#### Exercise objective
Which lines in the data below contain the word "most"? Copy each of them.

Segment Start: Records provided

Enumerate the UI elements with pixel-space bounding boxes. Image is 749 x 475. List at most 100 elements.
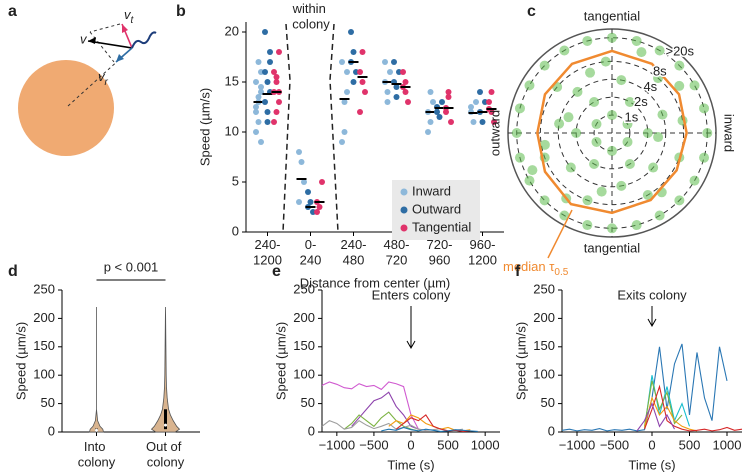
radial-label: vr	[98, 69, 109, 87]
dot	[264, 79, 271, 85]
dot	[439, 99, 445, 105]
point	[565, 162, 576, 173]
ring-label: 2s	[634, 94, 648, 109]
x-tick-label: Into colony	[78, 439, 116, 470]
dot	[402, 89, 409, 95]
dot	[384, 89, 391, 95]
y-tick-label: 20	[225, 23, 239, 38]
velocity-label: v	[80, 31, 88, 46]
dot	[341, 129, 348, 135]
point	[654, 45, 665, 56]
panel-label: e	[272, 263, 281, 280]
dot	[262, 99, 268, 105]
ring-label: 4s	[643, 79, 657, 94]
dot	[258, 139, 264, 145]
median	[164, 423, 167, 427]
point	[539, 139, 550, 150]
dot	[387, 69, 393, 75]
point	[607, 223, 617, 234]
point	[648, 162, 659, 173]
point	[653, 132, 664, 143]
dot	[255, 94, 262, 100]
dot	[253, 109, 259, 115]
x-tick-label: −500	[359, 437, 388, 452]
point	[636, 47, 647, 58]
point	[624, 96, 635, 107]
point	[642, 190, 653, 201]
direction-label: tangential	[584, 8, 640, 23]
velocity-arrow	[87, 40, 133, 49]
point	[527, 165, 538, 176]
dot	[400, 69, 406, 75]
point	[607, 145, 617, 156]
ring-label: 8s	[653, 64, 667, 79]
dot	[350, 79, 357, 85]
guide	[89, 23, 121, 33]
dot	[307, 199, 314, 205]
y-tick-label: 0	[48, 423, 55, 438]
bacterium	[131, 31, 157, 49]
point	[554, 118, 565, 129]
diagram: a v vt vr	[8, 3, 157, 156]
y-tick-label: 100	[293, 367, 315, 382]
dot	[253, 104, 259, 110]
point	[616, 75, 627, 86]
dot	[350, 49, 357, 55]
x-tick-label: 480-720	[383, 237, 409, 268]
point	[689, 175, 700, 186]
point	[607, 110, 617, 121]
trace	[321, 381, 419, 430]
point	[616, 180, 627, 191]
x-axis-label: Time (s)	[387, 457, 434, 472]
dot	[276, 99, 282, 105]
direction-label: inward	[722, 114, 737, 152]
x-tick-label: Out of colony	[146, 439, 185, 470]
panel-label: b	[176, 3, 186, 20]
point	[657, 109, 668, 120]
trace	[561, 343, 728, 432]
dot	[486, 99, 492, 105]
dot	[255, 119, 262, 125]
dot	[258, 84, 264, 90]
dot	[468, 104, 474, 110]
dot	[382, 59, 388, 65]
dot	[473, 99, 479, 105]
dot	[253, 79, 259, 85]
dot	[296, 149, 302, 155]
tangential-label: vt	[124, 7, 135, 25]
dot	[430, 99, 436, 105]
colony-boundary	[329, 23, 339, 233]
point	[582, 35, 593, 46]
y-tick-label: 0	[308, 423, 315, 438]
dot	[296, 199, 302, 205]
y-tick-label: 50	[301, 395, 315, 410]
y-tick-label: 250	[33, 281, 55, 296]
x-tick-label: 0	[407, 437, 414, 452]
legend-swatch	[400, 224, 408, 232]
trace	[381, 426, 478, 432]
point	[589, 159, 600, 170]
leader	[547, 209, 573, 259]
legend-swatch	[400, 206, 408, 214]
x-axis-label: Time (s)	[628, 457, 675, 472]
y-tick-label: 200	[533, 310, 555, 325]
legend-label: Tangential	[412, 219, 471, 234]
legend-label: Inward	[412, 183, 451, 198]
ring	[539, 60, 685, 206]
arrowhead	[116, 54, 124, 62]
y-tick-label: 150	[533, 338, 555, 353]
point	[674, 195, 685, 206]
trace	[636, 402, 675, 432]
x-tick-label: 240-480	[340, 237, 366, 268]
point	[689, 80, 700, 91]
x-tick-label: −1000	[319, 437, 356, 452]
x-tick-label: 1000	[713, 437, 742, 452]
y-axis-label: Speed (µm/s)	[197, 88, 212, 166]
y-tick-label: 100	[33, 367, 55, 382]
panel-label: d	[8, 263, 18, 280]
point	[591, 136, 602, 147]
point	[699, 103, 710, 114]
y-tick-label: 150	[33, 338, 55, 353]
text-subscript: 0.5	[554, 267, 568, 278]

Segment End: Records provided
Segment Start: Records provided

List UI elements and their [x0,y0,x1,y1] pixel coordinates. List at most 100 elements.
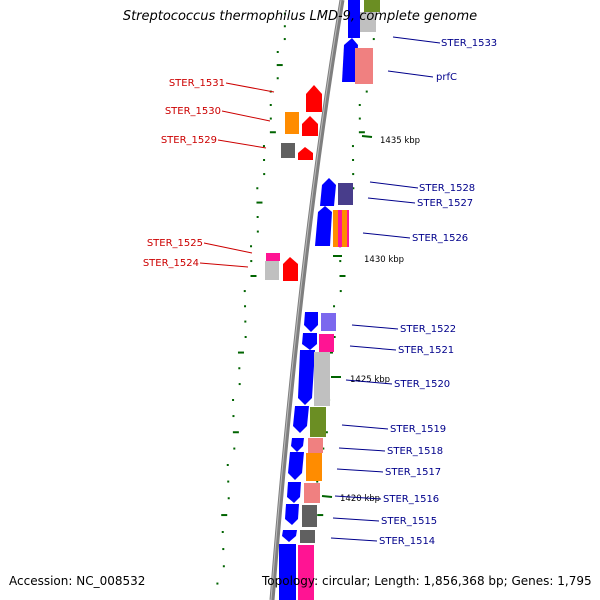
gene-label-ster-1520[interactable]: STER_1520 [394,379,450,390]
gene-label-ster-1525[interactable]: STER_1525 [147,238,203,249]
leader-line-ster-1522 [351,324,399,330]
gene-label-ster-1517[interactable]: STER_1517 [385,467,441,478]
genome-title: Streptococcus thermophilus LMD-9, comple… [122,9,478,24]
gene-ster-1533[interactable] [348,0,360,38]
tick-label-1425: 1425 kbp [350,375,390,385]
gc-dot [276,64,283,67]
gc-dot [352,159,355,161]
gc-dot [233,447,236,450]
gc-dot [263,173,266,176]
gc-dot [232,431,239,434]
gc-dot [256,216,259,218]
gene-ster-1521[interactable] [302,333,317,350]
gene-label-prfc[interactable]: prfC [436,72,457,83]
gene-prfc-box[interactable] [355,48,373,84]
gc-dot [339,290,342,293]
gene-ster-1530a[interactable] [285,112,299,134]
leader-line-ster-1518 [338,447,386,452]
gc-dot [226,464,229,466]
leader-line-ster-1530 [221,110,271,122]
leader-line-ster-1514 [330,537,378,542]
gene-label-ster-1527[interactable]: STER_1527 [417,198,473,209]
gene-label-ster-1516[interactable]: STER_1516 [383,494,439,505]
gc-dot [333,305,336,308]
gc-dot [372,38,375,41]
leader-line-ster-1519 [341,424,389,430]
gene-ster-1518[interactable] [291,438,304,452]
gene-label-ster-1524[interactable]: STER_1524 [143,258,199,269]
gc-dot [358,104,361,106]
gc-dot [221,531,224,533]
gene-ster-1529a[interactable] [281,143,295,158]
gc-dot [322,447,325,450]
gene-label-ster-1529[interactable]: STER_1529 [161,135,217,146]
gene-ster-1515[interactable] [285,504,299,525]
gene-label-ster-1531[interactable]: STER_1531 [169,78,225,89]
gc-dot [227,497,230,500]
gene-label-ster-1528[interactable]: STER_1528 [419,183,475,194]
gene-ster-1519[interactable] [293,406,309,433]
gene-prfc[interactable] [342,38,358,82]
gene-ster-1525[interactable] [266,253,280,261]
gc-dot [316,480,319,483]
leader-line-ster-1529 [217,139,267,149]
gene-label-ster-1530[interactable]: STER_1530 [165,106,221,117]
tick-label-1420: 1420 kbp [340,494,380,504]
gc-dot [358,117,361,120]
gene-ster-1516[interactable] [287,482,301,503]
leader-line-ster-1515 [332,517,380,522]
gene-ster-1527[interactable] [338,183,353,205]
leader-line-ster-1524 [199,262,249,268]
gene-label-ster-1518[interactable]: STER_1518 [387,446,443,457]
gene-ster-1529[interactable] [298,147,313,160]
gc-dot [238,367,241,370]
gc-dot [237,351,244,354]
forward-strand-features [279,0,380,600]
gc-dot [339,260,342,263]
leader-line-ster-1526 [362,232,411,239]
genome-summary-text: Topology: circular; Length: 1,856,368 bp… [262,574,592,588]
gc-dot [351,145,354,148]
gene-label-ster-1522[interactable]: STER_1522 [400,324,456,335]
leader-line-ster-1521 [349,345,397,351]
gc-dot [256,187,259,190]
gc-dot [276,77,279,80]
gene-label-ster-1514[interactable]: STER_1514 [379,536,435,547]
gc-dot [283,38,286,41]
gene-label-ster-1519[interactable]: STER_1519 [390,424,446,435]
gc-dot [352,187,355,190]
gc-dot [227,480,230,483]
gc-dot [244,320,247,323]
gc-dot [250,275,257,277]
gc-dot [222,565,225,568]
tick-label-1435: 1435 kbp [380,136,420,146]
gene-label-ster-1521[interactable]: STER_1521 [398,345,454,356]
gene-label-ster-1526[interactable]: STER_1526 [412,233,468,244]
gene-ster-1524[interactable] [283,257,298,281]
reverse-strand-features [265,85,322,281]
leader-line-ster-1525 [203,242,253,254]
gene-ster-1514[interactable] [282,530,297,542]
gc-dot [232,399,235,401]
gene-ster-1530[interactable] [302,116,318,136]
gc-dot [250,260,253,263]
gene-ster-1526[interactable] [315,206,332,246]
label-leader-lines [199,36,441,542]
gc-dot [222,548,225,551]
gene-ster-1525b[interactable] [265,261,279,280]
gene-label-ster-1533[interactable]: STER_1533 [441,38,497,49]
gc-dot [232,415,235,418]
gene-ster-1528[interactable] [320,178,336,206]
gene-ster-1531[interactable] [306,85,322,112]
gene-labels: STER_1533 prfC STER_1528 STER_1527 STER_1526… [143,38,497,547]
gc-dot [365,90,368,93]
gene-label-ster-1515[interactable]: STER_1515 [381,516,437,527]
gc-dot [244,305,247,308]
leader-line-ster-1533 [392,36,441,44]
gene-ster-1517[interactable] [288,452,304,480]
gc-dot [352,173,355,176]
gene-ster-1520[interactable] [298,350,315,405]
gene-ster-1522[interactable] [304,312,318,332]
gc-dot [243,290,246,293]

Segment End: Records provided

#### Solution for this exercise
Enumerate the UI elements with pixel-space bounding boxes. Image is 749 x 475. List at most 100 elements.
List UI elements and their [x0,y0,x1,y1] pixel coordinates. List at most 100 elements.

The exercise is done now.